# Data in this exercise
:::::
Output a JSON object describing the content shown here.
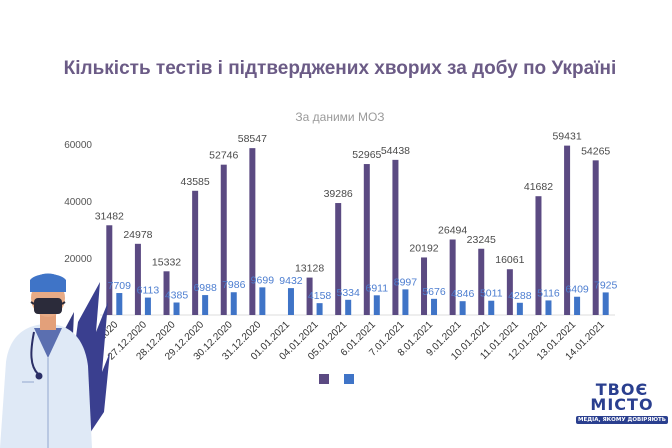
{
  "chart_data": {
    "type": "bar",
    "title": "Кількість тестів і підтверджених хворих за добу по Україні",
    "subtitle": "За даними МОЗ",
    "xlabel": "",
    "ylabel": "",
    "ylim": [
      0,
      60000
    ],
    "yticks": [
      0,
      20000,
      40000,
      60000
    ],
    "ytick_labels": [
      "0",
      "20000",
      "40000",
      "60000"
    ],
    "grid": false,
    "legend_position": "bottom",
    "categories": [
      "26.12.2020",
      "27.12.2020",
      "28.12.2020",
      "29.12.2020",
      "30.12.2020",
      "31.12.2020",
      "01.01.2021",
      "04.01.2021",
      "05.01.2021",
      "6.01.2021",
      "7.01.2021",
      "8.01.2021",
      "9.01.2021",
      "10.01.2021",
      "11.01.2021",
      "12.01.2021",
      "13.01.2021",
      "14.01.2021"
    ],
    "series": [
      {
        "color": "#5b4a82",
        "values": [
          31482,
          24978,
          15332,
          43585,
          52746,
          58547,
          null,
          13128,
          39286,
          52965,
          54438,
          20192,
          26494,
          23245,
          16061,
          41682,
          59431,
          54265
        ],
        "labels": [
          "31482",
          "24978",
          "15332",
          "43585",
          "52746",
          "58547",
          "",
          "13128",
          "39286",
          "52965",
          "54438",
          "20192",
          "26494",
          "23245",
          "16061",
          "41682",
          "59431",
          "54265"
        ]
      },
      {
        "color": "#3f74c7",
        "values": [
          7709,
          6113,
          4385,
          6988,
          7986,
          9699,
          9432,
          4158,
          5334,
          6911,
          8997,
          5676,
          4846,
          5011,
          4288,
          5116,
          6409,
          7925
        ],
        "labels": [
          "7709",
          "6113",
          "4385",
          "6988",
          "7986",
          "9699",
          "9432",
          "4158",
          "5334",
          "6911",
          "8997",
          "5676",
          "4846",
          "5011",
          "4288",
          "5116",
          "6409",
          "7925"
        ]
      }
    ]
  },
  "branding": {
    "name": "ТВОЄ\nМІСТО",
    "tagline": "МЕДІА, ЯКОМУ ДОВІРЯЮТЬ"
  }
}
:::::
# Direction
Set the listing down in full and exactly. Pictures within it should not appear in the copy.

# Answer to this exercise
Output a JSON object describing the content shown here.
{
  "chart_data": {
    "type": "bar",
    "title": "Кількість тестів і підтверджених хворих за добу по Україні",
    "subtitle": "За даними МОЗ",
    "xlabel": "",
    "ylabel": "",
    "ylim": [
      0,
      60000
    ],
    "yticks": [
      0,
      20000,
      40000,
      60000
    ],
    "ytick_labels": [
      "0",
      "20000",
      "40000",
      "60000"
    ],
    "grid": false,
    "legend_position": "bottom",
    "categories": [
      "26.12.2020",
      "27.12.2020",
      "28.12.2020",
      "29.12.2020",
      "30.12.2020",
      "31.12.2020",
      "01.01.2021",
      "04.01.2021",
      "05.01.2021",
      "6.01.2021",
      "7.01.2021",
      "8.01.2021",
      "9.01.2021",
      "10.01.2021",
      "11.01.2021",
      "12.01.2021",
      "13.01.2021",
      "14.01.2021"
    ],
    "series": [
      {
        "color": "#5b4a82",
        "values": [
          31482,
          24978,
          15332,
          43585,
          52746,
          58547,
          null,
          13128,
          39286,
          52965,
          54438,
          20192,
          26494,
          23245,
          16061,
          41682,
          59431,
          54265
        ],
        "labels": [
          "31482",
          "24978",
          "15332",
          "43585",
          "52746",
          "58547",
          "",
          "13128",
          "39286",
          "52965",
          "54438",
          "20192",
          "26494",
          "23245",
          "16061",
          "41682",
          "59431",
          "54265"
        ]
      },
      {
        "color": "#3f74c7",
        "values": [
          7709,
          6113,
          4385,
          6988,
          7986,
          9699,
          9432,
          4158,
          5334,
          6911,
          8997,
          5676,
          4846,
          5011,
          4288,
          5116,
          6409,
          7925
        ],
        "labels": [
          "7709",
          "6113",
          "4385",
          "6988",
          "7986",
          "9699",
          "9432",
          "4158",
          "5334",
          "6911",
          "8997",
          "5676",
          "4846",
          "5011",
          "4288",
          "5116",
          "6409",
          "7925"
        ]
      }
    ]
  },
  "branding": {
    "name": "ТВОЄ\nМІСТО",
    "tagline": "МЕДІА, ЯКОМУ ДОВІРЯЮТЬ"
  }
}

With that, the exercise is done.